--- start of Records shown ---

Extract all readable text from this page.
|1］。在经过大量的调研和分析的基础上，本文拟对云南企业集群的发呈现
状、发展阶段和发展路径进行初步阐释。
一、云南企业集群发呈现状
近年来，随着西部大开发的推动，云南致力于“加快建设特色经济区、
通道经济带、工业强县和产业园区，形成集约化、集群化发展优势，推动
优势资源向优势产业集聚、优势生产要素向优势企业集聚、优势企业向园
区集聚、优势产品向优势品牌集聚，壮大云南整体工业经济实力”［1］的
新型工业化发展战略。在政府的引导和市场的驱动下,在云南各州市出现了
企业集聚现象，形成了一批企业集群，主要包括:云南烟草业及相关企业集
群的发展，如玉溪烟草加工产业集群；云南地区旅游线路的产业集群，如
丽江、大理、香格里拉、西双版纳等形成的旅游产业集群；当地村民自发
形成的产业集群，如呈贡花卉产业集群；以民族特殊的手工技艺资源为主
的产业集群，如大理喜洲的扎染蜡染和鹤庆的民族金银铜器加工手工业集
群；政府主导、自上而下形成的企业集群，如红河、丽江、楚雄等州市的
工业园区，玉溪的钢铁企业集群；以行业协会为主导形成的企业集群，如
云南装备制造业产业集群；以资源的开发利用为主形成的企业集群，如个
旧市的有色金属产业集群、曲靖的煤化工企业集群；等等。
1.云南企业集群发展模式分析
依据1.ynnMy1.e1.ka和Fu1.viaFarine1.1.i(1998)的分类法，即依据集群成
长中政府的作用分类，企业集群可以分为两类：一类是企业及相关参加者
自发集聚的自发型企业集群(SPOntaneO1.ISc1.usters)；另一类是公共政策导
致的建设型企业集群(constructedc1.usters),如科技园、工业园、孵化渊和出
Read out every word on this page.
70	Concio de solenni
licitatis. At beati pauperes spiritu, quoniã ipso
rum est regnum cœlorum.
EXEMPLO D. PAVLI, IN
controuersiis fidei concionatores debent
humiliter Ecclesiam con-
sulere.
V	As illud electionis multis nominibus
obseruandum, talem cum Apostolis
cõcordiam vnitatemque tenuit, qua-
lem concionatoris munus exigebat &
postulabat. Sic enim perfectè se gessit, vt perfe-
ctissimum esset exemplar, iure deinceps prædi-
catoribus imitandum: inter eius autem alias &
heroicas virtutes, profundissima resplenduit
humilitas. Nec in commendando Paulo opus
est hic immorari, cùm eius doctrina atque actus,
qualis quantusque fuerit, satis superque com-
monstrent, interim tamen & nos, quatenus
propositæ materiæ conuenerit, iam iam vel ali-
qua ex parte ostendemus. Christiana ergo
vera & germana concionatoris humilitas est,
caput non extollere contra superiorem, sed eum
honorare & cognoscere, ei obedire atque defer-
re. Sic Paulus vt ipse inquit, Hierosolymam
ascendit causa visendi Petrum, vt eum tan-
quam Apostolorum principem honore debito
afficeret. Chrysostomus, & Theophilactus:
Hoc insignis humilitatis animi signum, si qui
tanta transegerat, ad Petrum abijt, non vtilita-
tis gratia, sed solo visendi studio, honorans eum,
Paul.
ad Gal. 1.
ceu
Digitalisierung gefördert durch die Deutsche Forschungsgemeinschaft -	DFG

--- end of Records shown ---

**Exercise:** Gather all the lines that include the word "humilitas" and copy them out.

**Correct response:**
humilitas. Nec in commendando Paulo opus
vera & germana concionatoris humilitas est,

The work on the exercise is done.